Your instructions:
Reproduce the full listing that appears beneath this instruction exactly.

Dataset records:

[Begin]

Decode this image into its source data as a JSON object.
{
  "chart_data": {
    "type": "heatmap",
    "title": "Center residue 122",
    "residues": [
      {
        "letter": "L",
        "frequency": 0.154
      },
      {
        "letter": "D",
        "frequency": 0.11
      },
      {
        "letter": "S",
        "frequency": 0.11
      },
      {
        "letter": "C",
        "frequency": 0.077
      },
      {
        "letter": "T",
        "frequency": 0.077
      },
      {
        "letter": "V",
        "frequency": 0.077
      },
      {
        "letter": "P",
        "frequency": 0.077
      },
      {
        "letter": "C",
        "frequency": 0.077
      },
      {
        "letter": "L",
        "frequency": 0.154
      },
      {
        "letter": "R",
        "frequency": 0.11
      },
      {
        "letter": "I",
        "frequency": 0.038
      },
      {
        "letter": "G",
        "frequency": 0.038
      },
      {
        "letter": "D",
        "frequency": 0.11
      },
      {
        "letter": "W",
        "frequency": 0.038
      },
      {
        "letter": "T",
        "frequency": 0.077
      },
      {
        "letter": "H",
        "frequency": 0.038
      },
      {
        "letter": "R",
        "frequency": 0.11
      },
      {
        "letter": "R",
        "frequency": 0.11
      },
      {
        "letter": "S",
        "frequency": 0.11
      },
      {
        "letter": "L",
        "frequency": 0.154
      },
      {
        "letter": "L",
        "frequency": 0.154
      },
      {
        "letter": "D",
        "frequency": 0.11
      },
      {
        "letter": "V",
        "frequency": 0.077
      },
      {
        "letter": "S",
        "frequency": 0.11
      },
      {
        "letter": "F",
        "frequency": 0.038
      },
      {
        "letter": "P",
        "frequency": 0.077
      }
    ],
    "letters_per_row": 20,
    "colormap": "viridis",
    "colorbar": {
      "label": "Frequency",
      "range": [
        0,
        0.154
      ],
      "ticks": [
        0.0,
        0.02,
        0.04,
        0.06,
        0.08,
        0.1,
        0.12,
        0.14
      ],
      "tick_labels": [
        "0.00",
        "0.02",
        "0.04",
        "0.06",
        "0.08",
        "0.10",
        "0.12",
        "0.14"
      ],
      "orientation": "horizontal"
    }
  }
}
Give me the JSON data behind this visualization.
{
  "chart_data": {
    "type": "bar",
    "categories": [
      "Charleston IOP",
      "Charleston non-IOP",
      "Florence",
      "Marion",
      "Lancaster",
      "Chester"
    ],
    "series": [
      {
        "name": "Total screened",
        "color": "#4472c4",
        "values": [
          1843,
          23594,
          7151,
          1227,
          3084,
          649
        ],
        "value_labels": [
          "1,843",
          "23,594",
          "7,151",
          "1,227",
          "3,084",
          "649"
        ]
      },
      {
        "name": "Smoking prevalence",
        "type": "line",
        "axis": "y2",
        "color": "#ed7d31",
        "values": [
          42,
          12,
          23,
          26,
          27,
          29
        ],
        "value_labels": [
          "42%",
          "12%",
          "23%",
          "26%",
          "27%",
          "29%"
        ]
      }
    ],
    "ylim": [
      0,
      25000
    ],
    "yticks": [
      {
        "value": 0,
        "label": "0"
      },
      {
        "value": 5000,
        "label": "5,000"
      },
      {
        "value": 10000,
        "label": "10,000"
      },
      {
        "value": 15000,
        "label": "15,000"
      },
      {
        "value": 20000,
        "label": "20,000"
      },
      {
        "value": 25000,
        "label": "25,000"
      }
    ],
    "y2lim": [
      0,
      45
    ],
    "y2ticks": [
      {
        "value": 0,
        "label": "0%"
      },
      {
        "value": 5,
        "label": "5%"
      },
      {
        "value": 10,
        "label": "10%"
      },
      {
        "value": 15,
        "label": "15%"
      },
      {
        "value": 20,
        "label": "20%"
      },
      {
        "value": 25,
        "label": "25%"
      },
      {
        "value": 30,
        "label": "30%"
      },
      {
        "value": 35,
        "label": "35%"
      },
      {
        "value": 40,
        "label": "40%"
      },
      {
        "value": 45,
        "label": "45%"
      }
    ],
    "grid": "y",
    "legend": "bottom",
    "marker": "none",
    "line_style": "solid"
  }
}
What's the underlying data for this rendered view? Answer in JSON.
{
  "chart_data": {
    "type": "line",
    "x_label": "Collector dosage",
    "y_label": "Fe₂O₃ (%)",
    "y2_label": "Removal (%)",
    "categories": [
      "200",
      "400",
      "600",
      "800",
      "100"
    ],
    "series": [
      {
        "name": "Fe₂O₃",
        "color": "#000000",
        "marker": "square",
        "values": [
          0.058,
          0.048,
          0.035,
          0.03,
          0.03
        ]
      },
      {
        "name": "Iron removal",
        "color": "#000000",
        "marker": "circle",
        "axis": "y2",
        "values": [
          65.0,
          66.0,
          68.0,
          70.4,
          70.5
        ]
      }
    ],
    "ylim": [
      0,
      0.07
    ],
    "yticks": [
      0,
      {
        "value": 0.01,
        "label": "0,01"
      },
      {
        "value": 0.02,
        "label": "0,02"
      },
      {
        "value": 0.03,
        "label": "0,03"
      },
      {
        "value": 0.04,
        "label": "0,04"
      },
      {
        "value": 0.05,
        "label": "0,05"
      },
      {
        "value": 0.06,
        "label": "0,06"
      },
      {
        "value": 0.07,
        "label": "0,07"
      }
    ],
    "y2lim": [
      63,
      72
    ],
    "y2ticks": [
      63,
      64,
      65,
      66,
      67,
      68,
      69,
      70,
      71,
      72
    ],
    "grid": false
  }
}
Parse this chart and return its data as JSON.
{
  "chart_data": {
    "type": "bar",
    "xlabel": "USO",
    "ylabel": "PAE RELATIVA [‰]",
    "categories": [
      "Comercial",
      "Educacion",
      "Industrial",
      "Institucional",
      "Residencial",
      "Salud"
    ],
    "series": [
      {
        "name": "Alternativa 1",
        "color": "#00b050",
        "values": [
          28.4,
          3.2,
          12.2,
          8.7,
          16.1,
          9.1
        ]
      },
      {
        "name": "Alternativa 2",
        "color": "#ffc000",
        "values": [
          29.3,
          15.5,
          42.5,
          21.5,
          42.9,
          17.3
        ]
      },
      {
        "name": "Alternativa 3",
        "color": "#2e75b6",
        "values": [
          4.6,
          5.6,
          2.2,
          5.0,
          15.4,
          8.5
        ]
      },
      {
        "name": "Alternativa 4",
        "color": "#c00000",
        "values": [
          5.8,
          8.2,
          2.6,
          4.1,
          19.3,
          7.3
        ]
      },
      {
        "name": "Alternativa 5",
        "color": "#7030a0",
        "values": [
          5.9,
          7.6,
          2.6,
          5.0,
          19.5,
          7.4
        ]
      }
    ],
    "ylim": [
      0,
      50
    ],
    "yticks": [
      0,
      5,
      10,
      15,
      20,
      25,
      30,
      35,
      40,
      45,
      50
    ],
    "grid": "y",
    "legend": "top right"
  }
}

[End]

Written solution:
Decode this image into its source data as a JSON object.
{
  "chart_data": {
    "type": "heatmap",
    "title": "Center residue 122",
    "residues": [
      {
        "letter": "L",
        "frequency": 0.154
      },
      {
        "letter": "D",
        "frequency": 0.11
      },
      {
        "letter": "S",
        "frequency": 0.11
      },
      {
        "letter": "C",
        "frequency": 0.077
      },
      {
        "letter": "T",
        "frequency": 0.077
      },
      {
        "letter": "V",
        "frequency": 0.077
      },
      {
        "letter": "P",
        "frequency": 0.077
      },
      {
        "letter": "C",
        "frequency": 0.077
      },
      {
        "letter": "L",
        "frequency": 0.154
      },
      {
        "letter": "R",
        "frequency": 0.11
      },
      {
        "letter": "I",
        "frequency": 0.038
      },
      {
        "letter": "G",
        "frequency": 0.038
      },
      {
        "letter": "D",
        "frequency": 0.11
      },
      {
        "letter": "W",
        "frequency": 0.038
      },
      {
        "letter": "T",
        "frequency": 0.077
      },
      {
        "letter": "H",
        "frequency": 0.038
      },
      {
        "letter": "R",
        "frequency": 0.11
      },
      {
        "letter": "R",
        "frequency": 0.11
      },
      {
        "letter": "S",
        "frequency": 0.11
      },
      {
        "letter": "L",
        "frequency": 0.154
      },
      {
        "letter": "L",
        "frequency": 0.154
      },
      {
        "letter": "D",
        "frequency": 0.11
      },
      {
        "letter": "V",
        "frequency": 0.077
      },
      {
        "letter": "S",
        "frequency": 0.11
      },
      {
        "letter": "F",
        "frequency": 0.038
      },
      {
        "letter": "P",
        "frequency": 0.077
      }
    ],
    "letters_per_row": 20,
    "colormap": "viridis",
    "colorbar": {
      "label": "Frequency",
      "range": [
        0,
        0.154
      ],
      "ticks": [
        0.0,
        0.02,
        0.04,
        0.06,
        0.08,
        0.1,
        0.12,
        0.14
      ],
      "tick_labels": [
        "0.00",
        "0.02",
        "0.04",
        "0.06",
        "0.08",
        "0.10",
        "0.12",
        "0.14"
      ],
      "orientation": "horizontal"
    }
  }
}
Give me the JSON data behind this visualization.
{
  "chart_data": {
    "type": "bar",
    "categories": [
      "Charleston IOP",
      "Charleston non-IOP",
      "Florence",
      "Marion",
      "Lancaster",
      "Chester"
    ],
    "series": [
      {
        "name": "Total screened",
        "color": "#4472c4",
        "values": [
          1843,
          23594,
          7151,
          1227,
          3084,
          649
        ],
        "value_labels": [
          "1,843",
          "23,594",
          "7,151",
          "1,227",
          "3,084",
          "649"
        ]
      },
      {
        "name": "Smoking prevalence",
        "type": "line",
        "axis": "y2",
        "color": "#ed7d31",
        "values": [
          42,
          12,
          23,
          26,
          27,
          29
        ],
        "value_labels": [
          "42%",
          "12%",
          "23%",
          "26%",
          "27%",
          "29%"
        ]
      }
    ],
    "ylim": [
      0,
      25000
    ],
    "yticks": [
      {
        "value": 0,
        "label": "0"
      },
      {
        "value": 5000,
        "label": "5,000"
      },
      {
        "value": 10000,
        "label": "10,000"
      },
      {
        "value": 15000,
        "label": "15,000"
      },
      {
        "value": 20000,
        "label": "20,000"
      },
      {
        "value": 25000,
        "label": "25,000"
      }
    ],
    "y2lim": [
      0,
      45
    ],
    "y2ticks": [
      {
        "value": 0,
        "label": "0%"
      },
      {
        "value": 5,
        "label": "5%"
      },
      {
        "value": 10,
        "label": "10%"
      },
      {
        "value": 15,
        "label": "15%"
      },
      {
        "value": 20,
        "label": "20%"
      },
      {
        "value": 25,
        "label": "25%"
      },
      {
        "value": 30,
        "label": "30%"
      },
      {
        "value": 35,
        "label": "35%"
      },
      {
        "value": 40,
        "label": "40%"
      },
      {
        "value": 45,
        "label": "45%"
      }
    ],
    "grid": "y",
    "legend": "bottom",
    "marker": "none",
    "line_style": "solid"
  }
}
What's the underlying data for this rendered view? Answer in JSON.
{
  "chart_data": {
    "type": "line",
    "x_label": "Collector dosage",
    "y_label": "Fe₂O₃ (%)",
    "y2_label": "Removal (%)",
    "categories": [
      "200",
      "400",
      "600",
      "800",
      "100"
    ],
    "series": [
      {
        "name": "Fe₂O₃",
        "color": "#000000",
        "marker": "square",
        "values": [
          0.058,
          0.048,
          0.035,
          0.03,
          0.03
        ]
      },
      {
        "name": "Iron removal",
        "color": "#000000",
        "marker": "circle",
        "axis": "y2",
        "values": [
          65.0,
          66.0,
          68.0,
          70.4,
          70.5
        ]
      }
    ],
    "ylim": [
      0,
      0.07
    ],
    "yticks": [
      0,
      {
        "value": 0.01,
        "label": "0,01"
      },
      {
        "value": 0.02,
        "label": "0,02"
      },
      {
        "value": 0.03,
        "label": "0,03"
      },
      {
        "value": 0.04,
        "label": "0,04"
      },
      {
        "value": 0.05,
        "label": "0,05"
      },
      {
        "value": 0.06,
        "label": "0,06"
      },
      {
        "value": 0.07,
        "label": "0,07"
      }
    ],
    "y2lim": [
      63,
      72
    ],
    "y2ticks": [
      63,
      64,
      65,
      66,
      67,
      68,
      69,
      70,
      71,
      72
    ],
    "grid": false
  }
}
Parse this chart and return its data as JSON.
{
  "chart_data": {
    "type": "bar",
    "xlabel": "USO",
    "ylabel": "PAE RELATIVA [‰]",
    "categories": [
      "Comercial",
      "Educacion",
      "Industrial",
      "Institucional",
      "Residencial",
      "Salud"
    ],
    "series": [
      {
        "name": "Alternativa 1",
        "color": "#00b050",
        "values": [
          28.4,
          3.2,
          12.2,
          8.7,
          16.1,
          9.1
        ]
      },
      {
        "name": "Alternativa 2",
        "color": "#ffc000",
        "values": [
          29.3,
          15.5,
          42.5,
          21.5,
          42.9,
          17.3
        ]
      },
      {
        "name": "Alternativa 3",
        "color": "#2e75b6",
        "values": [
          4.6,
          5.6,
          2.2,
          5.0,
          15.4,
          8.5
        ]
      },
      {
        "name": "Alternativa 4",
        "color": "#c00000",
        "values": [
          5.8,
          8.2,
          2.6,
          4.1,
          19.3,
          7.3
        ]
      },
      {
        "name": "Alternativa 5",
        "color": "#7030a0",
        "values": [
          5.9,
          7.6,
          2.6,
          5.0,
          19.5,
          7.4
        ]
      }
    ],
    "ylim": [
      0,
      50
    ],
    "yticks": [
      0,
      5,
      10,
      15,
      20,
      25,
      30,
      35,
      40,
      45,
      50
    ],
    "grid": "y",
    "legend": "top right"
  }
}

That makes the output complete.